Records

****************************************

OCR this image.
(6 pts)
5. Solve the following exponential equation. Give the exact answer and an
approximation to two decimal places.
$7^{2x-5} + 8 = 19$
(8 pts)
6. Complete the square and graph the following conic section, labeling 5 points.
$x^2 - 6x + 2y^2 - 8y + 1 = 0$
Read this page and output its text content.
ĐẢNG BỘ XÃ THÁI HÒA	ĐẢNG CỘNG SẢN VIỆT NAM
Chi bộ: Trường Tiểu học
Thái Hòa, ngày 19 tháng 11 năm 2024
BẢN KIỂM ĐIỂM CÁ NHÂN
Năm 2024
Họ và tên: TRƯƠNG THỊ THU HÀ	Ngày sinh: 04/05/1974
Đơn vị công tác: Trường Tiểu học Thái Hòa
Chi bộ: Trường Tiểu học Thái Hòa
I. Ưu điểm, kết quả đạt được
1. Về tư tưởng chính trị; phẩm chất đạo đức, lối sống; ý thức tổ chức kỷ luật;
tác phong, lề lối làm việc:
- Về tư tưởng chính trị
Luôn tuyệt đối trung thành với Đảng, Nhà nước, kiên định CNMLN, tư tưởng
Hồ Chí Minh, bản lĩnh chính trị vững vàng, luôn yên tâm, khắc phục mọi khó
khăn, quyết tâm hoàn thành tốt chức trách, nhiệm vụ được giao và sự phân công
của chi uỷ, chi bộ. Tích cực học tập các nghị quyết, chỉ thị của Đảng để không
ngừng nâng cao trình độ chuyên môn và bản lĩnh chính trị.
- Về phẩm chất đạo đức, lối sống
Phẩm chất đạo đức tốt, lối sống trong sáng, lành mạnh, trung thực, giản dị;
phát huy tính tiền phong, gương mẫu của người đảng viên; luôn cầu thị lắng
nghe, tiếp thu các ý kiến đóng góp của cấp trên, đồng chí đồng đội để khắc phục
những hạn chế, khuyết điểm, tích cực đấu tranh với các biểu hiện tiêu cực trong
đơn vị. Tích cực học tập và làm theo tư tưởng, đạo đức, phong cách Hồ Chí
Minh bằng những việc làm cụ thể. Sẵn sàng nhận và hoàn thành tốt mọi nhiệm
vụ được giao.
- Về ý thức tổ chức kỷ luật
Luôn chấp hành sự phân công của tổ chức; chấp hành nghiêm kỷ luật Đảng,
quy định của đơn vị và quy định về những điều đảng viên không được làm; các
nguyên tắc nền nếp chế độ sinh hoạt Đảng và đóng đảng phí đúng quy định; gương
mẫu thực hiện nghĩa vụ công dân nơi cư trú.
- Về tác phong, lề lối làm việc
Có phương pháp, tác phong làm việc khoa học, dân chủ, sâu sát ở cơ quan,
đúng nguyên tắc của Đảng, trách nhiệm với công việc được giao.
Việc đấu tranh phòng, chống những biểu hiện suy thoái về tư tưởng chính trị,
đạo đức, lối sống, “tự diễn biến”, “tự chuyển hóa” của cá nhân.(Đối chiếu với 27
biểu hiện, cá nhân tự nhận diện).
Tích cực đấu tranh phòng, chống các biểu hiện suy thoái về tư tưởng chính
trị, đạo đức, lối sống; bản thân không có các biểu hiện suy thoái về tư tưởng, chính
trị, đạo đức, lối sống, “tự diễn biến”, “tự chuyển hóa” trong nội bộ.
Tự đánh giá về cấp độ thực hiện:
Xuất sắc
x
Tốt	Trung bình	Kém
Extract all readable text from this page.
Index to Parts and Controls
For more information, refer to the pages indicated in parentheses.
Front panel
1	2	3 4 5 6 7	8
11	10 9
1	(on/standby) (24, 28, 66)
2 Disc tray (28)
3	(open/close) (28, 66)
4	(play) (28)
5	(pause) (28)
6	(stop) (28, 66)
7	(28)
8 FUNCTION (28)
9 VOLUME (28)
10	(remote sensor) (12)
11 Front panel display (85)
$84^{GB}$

****************************************

Show the lines of the data that hold the word "trách".

khăn, quyết tâm hoàn thành tốt chức trách, nhiệm vụ được giao và sự phân công
đúng nguyên tắc của Đảng, trách nhiệm với công việc được giao.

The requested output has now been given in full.